**EXERCISE:** In the text on Angelman Syndrome below, what protein does the UBE3A gene code for?

START PAGE EXTRACT

Angelman Syndrome (AS) is a very rare (estimated 1 in 15 000) neurogenetic disorder characterized by a severe global developmental delay. People living with AS have little or no verbal skills, poor gross and fine motor skills, and possible seizure and sleep disorders. 

There are a various genetic changes that cause AS:deletion of the q11-q13 region of maternal chromosome 15, a uniparental disomy or UPD (meaning 2 copies of the father’s chromosome 15), or an imprinting mutation. Kate is deletion positive. 

Deletions are not inherited, as they are errors in the DNA that are made during sex cell reproduction. If this happens to a mother’s eggs, it happens when the mother herself was a 5 month old fetus. Deletions happen ALL the time in sex cell reproduction – they just usually happen in what we call non-sense DNA, or DNA that doesn’t code for anything, so the body tolerates them. Geneticists estimate that most people have deletions in their genome. Some deletions that are in sensible DNA (or DNA that codes for genes) are small enough that they don’t cause too much of a change in the protein product of the transcribed and translated gene. In the case of AS, a deletion happens on the UBE3A gene, which codes for an important brain protein called ubiquitin ligase. AS is one of the few human disorders susceptible to genetic imprinting. Most people have 2 copies of every chromosome; one from mom, one from dad. Normally, if there’s an error in a gene, your body expresses the healthy copy instead of the bad one. But this is not the case in AS. Only the maternal copy of chromosome 15 is expressed in the brain and in AS, it’s either missing (UPD) or a portion of it is deleted. Its sad because there’s a healthy copy of the UBE3A gene sitting on the paternal chromosome, but the brain won’t express it.

END PAGE EXTRACT
START ENTRIES SUPPLIED

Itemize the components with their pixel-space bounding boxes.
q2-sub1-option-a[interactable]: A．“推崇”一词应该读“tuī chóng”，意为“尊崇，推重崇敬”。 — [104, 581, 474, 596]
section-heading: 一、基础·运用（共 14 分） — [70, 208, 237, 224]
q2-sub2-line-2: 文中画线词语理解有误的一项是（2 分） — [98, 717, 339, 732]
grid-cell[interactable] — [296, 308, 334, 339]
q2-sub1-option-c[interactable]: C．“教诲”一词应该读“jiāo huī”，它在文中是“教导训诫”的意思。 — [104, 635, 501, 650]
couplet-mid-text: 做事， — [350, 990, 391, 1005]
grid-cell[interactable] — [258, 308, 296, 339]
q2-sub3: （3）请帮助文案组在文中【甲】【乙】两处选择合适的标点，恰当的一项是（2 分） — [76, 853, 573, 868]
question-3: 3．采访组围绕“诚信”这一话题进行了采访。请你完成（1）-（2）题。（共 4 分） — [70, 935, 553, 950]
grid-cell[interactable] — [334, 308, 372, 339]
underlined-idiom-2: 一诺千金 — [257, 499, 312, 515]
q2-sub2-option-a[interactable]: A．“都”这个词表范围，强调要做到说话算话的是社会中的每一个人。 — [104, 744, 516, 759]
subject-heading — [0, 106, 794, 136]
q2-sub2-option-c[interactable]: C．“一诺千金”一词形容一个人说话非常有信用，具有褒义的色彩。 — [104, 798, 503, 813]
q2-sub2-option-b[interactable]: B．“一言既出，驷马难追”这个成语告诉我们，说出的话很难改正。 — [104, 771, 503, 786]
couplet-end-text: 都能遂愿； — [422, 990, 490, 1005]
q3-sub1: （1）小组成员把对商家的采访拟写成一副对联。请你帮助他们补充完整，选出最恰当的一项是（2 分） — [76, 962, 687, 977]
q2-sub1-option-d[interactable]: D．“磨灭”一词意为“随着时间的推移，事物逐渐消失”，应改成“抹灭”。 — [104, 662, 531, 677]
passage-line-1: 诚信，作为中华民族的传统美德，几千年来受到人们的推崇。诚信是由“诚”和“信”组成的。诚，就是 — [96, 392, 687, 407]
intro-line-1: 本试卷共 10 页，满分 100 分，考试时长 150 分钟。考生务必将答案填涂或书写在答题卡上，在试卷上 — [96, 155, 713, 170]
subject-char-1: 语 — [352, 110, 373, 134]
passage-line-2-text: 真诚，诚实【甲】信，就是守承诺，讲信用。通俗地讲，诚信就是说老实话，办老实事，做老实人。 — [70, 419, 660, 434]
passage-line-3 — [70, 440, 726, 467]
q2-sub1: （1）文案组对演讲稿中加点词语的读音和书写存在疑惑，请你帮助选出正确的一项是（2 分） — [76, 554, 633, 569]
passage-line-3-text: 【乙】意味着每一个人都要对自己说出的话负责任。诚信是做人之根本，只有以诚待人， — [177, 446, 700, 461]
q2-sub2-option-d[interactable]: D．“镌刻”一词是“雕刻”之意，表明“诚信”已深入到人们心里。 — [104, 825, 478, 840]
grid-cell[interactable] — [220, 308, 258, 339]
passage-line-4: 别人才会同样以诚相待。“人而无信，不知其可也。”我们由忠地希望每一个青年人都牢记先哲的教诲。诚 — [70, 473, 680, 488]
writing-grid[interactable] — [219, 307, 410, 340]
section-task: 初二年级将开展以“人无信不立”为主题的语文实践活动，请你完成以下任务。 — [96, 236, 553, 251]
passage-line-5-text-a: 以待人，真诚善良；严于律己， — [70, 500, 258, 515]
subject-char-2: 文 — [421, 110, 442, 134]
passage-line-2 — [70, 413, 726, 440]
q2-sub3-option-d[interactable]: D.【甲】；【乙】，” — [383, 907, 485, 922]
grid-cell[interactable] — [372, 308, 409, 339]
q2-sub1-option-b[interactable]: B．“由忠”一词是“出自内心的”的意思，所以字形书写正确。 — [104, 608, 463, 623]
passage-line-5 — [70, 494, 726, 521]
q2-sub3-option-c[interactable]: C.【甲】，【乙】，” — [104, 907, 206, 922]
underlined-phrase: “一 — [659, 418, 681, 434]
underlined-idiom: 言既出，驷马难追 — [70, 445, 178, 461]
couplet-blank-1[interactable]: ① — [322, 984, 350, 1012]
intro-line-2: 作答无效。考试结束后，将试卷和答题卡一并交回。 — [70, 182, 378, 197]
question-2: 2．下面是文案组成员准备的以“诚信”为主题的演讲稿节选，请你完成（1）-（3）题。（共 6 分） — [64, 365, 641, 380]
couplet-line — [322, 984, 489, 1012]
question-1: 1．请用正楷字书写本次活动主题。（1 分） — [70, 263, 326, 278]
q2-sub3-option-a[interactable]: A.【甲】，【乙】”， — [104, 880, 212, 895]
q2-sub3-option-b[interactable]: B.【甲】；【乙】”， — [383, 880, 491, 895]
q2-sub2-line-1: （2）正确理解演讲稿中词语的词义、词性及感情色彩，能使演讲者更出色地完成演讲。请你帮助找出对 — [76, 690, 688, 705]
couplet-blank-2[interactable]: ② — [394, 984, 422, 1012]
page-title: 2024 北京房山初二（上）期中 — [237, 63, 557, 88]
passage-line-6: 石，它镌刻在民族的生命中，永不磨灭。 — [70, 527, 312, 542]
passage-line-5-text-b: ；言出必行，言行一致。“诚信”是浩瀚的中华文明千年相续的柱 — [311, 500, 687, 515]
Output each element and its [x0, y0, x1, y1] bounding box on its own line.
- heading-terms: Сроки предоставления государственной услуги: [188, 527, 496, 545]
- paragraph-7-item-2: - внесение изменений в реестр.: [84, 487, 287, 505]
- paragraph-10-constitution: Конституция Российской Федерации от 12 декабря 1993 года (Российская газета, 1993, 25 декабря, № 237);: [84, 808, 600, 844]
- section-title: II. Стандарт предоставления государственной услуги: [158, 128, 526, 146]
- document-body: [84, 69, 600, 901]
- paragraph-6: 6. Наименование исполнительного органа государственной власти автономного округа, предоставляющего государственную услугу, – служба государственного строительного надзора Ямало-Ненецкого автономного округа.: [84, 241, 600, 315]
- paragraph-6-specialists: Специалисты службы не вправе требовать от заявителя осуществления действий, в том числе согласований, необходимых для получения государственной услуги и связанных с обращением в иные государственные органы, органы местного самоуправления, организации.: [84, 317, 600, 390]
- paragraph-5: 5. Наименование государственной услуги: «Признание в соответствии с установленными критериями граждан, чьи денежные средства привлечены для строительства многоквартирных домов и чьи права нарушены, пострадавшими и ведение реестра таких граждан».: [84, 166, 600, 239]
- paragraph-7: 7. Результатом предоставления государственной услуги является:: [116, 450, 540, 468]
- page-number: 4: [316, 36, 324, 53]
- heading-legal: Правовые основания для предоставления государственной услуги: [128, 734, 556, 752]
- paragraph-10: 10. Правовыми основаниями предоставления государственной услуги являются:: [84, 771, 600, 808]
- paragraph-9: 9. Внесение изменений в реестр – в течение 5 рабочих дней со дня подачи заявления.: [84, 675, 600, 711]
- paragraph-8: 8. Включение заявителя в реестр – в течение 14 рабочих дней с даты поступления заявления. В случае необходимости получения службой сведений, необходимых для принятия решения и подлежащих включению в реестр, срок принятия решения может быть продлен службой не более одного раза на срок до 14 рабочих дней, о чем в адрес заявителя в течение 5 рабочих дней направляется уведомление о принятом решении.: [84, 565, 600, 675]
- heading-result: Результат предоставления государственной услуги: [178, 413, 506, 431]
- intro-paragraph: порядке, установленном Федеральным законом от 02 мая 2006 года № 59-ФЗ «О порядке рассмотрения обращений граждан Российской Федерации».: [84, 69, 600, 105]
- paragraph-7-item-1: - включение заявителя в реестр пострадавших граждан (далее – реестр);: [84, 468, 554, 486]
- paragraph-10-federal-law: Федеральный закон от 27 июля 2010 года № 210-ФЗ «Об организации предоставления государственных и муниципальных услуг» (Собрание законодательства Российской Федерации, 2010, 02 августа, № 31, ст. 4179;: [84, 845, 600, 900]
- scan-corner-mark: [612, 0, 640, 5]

END ENTRIES SUPPLIED

**ANSWER SPACE:** Ubiquitin ligase, an important brain protein.